_EXERCISE REQUIREMENTS_
Pull every line holding the string "erklären" from the records below.

───

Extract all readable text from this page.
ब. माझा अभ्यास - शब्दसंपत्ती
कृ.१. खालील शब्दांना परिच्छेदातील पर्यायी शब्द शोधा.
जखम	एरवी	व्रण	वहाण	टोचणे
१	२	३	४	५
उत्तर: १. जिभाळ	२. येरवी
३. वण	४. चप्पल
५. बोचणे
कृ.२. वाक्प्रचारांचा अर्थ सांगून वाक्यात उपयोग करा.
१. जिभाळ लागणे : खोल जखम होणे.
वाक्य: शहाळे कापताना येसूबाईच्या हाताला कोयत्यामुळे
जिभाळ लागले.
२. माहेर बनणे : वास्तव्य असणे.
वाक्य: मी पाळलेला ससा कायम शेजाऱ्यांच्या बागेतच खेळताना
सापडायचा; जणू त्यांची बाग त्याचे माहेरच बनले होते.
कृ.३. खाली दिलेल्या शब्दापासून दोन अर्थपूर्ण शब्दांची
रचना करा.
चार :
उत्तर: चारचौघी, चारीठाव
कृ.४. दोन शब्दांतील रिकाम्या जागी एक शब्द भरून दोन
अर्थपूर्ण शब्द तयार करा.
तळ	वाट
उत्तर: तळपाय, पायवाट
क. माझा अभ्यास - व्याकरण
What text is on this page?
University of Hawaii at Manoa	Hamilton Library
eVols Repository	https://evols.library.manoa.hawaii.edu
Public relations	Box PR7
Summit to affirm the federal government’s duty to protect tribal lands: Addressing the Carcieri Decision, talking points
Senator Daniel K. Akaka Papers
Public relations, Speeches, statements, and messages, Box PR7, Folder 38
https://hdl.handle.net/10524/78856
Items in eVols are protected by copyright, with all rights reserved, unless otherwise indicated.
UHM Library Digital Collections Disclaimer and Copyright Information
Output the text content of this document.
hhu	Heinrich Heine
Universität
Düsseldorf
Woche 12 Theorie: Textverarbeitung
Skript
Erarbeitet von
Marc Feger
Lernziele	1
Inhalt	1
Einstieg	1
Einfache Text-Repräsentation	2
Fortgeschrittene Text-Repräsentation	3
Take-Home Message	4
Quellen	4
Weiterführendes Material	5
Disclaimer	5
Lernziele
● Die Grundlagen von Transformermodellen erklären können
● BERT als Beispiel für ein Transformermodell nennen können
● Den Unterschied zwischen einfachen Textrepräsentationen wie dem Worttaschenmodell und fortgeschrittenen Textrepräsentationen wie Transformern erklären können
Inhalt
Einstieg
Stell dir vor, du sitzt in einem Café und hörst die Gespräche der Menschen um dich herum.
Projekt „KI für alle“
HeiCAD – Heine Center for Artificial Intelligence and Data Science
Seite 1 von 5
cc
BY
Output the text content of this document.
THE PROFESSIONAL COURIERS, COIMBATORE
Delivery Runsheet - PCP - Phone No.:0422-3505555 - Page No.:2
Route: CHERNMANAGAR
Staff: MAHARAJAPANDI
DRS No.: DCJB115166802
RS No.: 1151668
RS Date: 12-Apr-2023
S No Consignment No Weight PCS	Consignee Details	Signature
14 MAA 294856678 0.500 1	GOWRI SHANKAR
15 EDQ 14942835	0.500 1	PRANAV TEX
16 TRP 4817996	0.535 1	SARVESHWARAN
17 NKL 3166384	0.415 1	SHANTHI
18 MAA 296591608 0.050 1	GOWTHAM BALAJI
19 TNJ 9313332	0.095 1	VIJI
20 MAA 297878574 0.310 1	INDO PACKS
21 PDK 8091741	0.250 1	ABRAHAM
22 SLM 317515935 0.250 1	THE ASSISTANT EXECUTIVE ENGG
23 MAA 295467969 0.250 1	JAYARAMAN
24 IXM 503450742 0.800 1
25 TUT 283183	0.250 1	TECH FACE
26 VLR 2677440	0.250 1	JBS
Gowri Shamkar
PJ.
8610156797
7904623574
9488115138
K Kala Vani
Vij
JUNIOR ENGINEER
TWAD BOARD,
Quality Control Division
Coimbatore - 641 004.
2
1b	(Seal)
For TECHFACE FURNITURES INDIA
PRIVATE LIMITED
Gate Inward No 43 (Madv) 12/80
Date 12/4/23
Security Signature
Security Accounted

───

_EXERCISE OUTPUT_
● Die Grundlagen von Transformermodellen erklären können
● Den Unterschied zwischen einfachen Textrepräsentationen wie dem Worttaschenmodell und fortgeschrittenen Textrepräsentationen wie Transformern erklären können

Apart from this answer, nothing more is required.